▶ _Problems to solve_:
a. In the piece on the 2004 Czech Republic side, why could Karel Bruckner field two strikers and three attacking midfielders? Answer in one to three sentences.
b. Continue the piece on the 2004 Czech Republic side, starting after its final sentence about Bruckner going ahead with the substitution.

▶ _Excerpted text_:
──────────

Teams of the Decade #8: Czech Republic, 2004
It may have been brief, but it was beautiful. The Czech Republic side of Euro 2004 was brilliant, because they had everything in an attacking sense. They had an aerial threat from 6′7 Jan Koller. They had pace upfront from Milan Baros. They had the finest footballer in Europe at the time in Pavel Nedved, and Poborsky and Rosicky who could play either centrally or wide. They had a deep playmaker in Tomas Galasek, and two rampaging full-backs who got up and down the line all day.
When teams are one-dimensional, it’s easy to put in place a system to stop them. When a side like the Czechs have so many options going forward, it’s almost impossible, and that’s why Karel Bruckner’s team were great to watch. Add the best goalkeeper in the World and two strong centre-backs, and the Czechs were incredible.
The reason Bruckner could afford to play two strikers and three attacking midfielders was because none of those midfielders were passengers when the Czechs didn’t have the ball. Rosicky, Nedved and Poborsky were all hard-working players, and therefore the Czechs were never outnumbered in midfield.
This team has the honour of winning the finest game of the decade, a 3-2 win over Holland after the Dutch had led 2-0 after 20 minutes. That night demonstrated Bruckner’s attacking instincts wonderfully. At 0-2 down and the defence falling apart, Bruckner prepared a substitution. The right-back, Grygera, was due to be withdrawn, with a winger, Smicer, set to replace him. As the change was readied, the Czechs scored, to make it 1-2. 65 minutes to go, and only a goal down. Did Bruckner still make the switch? Of course he did.

──────────

▶ _The data_:
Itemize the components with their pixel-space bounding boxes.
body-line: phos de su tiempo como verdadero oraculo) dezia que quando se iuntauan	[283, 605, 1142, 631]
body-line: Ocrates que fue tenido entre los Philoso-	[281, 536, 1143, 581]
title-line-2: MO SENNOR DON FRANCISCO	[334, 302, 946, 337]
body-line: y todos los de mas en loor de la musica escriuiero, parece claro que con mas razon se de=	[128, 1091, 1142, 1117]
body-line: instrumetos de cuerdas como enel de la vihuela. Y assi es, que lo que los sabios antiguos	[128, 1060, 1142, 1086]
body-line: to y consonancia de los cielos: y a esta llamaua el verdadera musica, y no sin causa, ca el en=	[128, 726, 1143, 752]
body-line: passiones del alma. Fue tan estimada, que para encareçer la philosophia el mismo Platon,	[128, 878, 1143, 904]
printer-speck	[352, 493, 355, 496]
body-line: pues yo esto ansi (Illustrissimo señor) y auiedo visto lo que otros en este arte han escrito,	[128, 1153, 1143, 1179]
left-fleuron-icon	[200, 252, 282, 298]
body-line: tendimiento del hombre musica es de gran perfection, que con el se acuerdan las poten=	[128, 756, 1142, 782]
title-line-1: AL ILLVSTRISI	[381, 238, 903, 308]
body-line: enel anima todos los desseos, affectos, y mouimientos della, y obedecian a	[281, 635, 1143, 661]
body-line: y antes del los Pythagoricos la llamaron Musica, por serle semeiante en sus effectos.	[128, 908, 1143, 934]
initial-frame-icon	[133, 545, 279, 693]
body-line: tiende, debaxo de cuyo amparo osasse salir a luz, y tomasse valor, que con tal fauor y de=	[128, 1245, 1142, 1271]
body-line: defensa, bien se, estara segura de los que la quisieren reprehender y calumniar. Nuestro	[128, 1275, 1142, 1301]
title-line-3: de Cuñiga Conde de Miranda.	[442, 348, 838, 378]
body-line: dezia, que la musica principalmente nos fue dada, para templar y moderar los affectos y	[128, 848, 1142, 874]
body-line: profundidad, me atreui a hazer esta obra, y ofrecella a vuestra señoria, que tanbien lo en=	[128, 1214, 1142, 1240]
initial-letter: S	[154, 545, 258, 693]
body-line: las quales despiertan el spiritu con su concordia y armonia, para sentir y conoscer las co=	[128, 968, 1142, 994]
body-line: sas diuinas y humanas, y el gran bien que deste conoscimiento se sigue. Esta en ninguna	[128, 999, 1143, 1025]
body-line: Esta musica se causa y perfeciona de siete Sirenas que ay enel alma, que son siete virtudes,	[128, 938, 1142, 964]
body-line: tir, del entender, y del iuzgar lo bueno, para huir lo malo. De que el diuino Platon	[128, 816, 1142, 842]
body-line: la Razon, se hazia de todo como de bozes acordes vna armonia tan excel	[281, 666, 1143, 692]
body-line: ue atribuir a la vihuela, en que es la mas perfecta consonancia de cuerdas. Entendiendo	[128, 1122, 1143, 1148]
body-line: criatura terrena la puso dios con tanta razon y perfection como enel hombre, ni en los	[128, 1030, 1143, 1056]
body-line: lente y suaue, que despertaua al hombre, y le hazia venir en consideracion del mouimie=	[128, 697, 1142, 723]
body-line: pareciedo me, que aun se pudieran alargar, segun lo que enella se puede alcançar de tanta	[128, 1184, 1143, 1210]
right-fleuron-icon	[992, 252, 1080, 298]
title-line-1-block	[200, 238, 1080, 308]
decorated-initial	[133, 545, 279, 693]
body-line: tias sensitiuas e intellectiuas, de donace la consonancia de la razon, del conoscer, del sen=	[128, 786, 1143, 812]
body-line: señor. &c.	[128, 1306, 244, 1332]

──────────

▶ _Responses by task_:
a. None of those midfielders were passengers when the Czechs lost the ball. Rosicky, Nedved and Poborsky all worked hard, so the team was never outnumbered in midfield.

b.
That gave the Czechs the majority of possession, but they couldn’t score another. And then Bruckner went even further, taking off the holding midfielder Galasek on 62 minutes and putting on Marek Heinz, another forward. And so the Czechs had three forwards, four attacking midfielders, another winger at full-back, and two centre-backs. The most remarkable thing? The Czechs had won their opening game, whilst the Dutch had drawn. This wasn’t do-or-die: a draw would have suited the Czechs fine.
But Bruckner refused to settle for a draw, and his side equalised through Baros. The game of the decade was won two minutes from time, Poborsky unselfishly teeing up Smicer, and the Czechs had qualified from that competition’s Group of Death with a game to spare.
Bruckner changed the whole side for the final game, against a German side needing a win to progress. And, incredibly, confidence in the camp was so high that the Czechs still beat the Germans.
They breezed past Denmark 3-0 in the quarter-finals, before coming up against Greece. And, of course, that was where it all went wrong. Nedved (who was the European Footballer of the Year at the time) having to leave the game through injury after 40 minutes remains one of the most frustrating moments of modern times, for he was the heartbeat of this team.
And, of course, his teammates didn’t get there either. 52% of possession and 16 of the game’s 23 shots was not enough – the Czechs couldn’t score, and the only meaningful ’silver goal’ in history settled the game.
Pretty much the same XI turned up for World Cup 2006, and they started with a convincing defeat of USA, but red cards against both Ghana and Italy were their downfall, and they were sent packing. By Euro 2008 they were over-the-hill. They failed to qualify from the weakest group ahead of the 2010 World Cup, and the 2004 glory team are a distant memory.
On an entirely personal note, this was my favourite team of the decade – watch them coming from behind against Holland in that incredible game that featured 36 shots, 21 of them on target.